Business News of Sunday, 19 May 2024

Source: thenationonlineng.net

Why inflation has defied measures - Experts

Economic experts want the federal government to intervene more decisively in curbing the current inflation in the country as the various measures already taken seem to have been of little or no effect.

They are seeking a multifaceted approach to deal with the situation with attention paid to productivity, foreign exchange and insecurity in the economy.

As part of the strategy to put the inflation in check, the Central Bank of Nigeria (CBN)-led Monetary Policy Committee (MPC) is likely to further raise the benchmark interest rate between 50 and 100 basis points when it reconvenes tomorrow and Tuesday, analysts have predicted.

The MPC had in February raised the interest rate by 400 basis points to 22.75 per cent amid soaring inflation and further raised it by 200 basis points to 24.75 per cent the following month.

Dr Muda Yusuf, a former Director General of the Lagos Chamber of Commerce and Industry; Prof. Jonathan Adeyemi Aremu, an International Economic Relations specialist at the Covenant University (CU), Ota, Ogun State; Prof. Okey Ikechukwu, Executive Director, Development Specs Academy Abuja; Dr. Samson Galadima Simon, Chief Economist at ARKK Economics and Data Limited, Abuja; Peter Adebola, a Lagos-based stockbroker; Mr. Gbolade Idakolo, Managing Director/CEO SD&D Capital Management Limited; and Prof. Uchenna Uwaleke, a finance and capital market specialist at the Nasarawa State University said in separate interviews that the current situation in the country was dire and required an urgent solution.

Dr. Yusuf said the current low value of the naira has continued to encourage the outflow of agricultural products beyond the shores of Nigeria thus “complicating the supply side challenges, especially of food crops.”

He said: “Elevated inflationary pressures also aggravate pressure on production costs, weakens profitability, erodes shareholders value and dampens investors’ confidence.

“Only very few producers or service providers can transfer cost increases to their consumers. The implication is that manufacturers and other investors are currently under tremendous pressure.”

ENTRIES SUPPLIED:
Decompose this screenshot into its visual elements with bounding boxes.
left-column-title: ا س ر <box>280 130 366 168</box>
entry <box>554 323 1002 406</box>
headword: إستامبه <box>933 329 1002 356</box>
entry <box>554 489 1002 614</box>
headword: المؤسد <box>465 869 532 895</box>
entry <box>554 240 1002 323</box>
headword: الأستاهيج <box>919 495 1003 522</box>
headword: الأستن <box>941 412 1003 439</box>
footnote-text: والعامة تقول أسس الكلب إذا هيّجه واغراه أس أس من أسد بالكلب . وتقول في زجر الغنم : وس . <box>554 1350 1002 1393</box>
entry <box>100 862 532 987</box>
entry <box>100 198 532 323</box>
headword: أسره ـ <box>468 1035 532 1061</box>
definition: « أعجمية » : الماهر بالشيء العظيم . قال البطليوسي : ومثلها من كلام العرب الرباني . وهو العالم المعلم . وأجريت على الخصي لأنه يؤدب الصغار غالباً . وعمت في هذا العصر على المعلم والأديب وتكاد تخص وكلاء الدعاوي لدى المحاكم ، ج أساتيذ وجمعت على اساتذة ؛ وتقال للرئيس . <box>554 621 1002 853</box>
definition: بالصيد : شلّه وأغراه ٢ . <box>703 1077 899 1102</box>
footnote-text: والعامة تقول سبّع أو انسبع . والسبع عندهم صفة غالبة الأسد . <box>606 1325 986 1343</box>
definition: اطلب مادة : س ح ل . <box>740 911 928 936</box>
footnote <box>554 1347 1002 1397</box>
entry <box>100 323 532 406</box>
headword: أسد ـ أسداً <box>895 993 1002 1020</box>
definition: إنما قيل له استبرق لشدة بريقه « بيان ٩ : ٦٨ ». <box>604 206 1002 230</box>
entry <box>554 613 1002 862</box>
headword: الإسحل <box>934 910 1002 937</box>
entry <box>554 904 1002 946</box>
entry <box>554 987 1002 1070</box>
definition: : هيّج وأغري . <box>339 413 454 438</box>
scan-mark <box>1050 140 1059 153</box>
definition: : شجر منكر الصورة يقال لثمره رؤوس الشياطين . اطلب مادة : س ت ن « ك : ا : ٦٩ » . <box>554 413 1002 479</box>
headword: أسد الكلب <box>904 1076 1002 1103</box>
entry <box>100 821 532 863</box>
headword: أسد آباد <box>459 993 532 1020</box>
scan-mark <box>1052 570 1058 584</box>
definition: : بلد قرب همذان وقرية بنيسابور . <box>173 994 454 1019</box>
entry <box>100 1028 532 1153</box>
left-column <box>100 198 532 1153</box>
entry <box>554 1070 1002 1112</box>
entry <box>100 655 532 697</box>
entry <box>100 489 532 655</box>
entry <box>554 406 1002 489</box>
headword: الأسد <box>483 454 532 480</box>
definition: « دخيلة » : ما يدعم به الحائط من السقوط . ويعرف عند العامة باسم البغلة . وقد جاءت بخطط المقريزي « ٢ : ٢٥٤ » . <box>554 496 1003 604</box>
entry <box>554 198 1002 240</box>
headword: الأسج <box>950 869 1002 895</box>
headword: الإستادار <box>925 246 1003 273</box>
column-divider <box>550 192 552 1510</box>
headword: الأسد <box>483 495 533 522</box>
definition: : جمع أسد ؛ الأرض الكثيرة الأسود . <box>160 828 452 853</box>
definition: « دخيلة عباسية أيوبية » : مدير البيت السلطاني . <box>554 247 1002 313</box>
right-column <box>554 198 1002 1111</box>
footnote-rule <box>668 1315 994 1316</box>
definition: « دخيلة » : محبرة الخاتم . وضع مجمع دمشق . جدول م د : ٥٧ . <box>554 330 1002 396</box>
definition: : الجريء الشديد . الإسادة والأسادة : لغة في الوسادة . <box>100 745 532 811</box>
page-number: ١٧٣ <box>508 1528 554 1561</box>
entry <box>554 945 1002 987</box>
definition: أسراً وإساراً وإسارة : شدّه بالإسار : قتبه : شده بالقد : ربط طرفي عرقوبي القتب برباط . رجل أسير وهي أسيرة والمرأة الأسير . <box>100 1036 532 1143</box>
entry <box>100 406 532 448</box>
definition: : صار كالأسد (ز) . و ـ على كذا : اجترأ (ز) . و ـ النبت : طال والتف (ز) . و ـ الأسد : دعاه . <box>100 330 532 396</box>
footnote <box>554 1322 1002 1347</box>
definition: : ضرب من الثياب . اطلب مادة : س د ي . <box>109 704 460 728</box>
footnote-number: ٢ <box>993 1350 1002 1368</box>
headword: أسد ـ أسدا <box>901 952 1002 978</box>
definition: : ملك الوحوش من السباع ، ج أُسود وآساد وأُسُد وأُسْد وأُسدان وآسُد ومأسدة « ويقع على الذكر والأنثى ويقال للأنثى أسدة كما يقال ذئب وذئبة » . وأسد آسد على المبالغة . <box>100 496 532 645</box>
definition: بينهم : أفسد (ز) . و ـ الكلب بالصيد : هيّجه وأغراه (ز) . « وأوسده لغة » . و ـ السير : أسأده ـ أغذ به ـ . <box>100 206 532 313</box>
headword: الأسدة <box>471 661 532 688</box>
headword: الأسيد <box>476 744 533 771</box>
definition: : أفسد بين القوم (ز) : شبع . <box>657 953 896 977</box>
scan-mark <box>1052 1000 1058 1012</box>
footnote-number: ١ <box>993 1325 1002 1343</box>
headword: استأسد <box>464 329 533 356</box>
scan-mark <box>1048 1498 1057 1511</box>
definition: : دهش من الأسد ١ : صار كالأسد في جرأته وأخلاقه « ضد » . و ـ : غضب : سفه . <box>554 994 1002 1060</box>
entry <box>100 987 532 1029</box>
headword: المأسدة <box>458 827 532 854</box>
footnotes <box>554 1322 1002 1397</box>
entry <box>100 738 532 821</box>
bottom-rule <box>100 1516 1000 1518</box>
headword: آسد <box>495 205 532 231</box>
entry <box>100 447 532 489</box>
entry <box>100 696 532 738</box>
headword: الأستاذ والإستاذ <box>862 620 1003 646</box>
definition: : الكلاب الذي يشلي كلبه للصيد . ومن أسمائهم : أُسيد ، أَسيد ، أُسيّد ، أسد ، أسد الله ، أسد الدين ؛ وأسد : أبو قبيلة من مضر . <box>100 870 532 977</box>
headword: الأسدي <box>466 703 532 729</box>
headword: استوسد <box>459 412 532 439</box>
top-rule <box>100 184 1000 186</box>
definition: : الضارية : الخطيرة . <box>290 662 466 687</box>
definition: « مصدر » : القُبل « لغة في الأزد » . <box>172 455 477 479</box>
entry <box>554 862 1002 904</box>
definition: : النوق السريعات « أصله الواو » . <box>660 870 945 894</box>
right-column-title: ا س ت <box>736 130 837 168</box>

CHALLENGE 1: Name every person the inflation article identifies as one of the experts interviewed.
CHALLENGE 2: Quote the entries from their start through the line containing "headword: الأستن <box>941 412 1003 439</box>", including both ends.

WORKED SOLUTION 1:
Dr. Muda Yusuf
Prof. Jonathan Adeyemi Aremu
Prof. Okey Ikechukwu
Dr. Samson Galadima Simon
Peter Adebola
Mr. Gbolade Idakolo
Prof. Uchenna Uwaleke

WORKED SOLUTION 2:
Decompose this screenshot into its visual elements with bounding boxes.
left-column-title: ا س ر <box>280 130 366 168</box>
entry <box>554 323 1002 406</box>
headword: إستامبه <box>933 329 1002 356</box>
entry <box>554 489 1002 614</box>
headword: المؤسد <box>465 869 532 895</box>
entry <box>554 240 1002 323</box>
headword: الأستاهيج <box>919 495 1003 522</box>
headword: الأستن <box>941 412 1003 439</box>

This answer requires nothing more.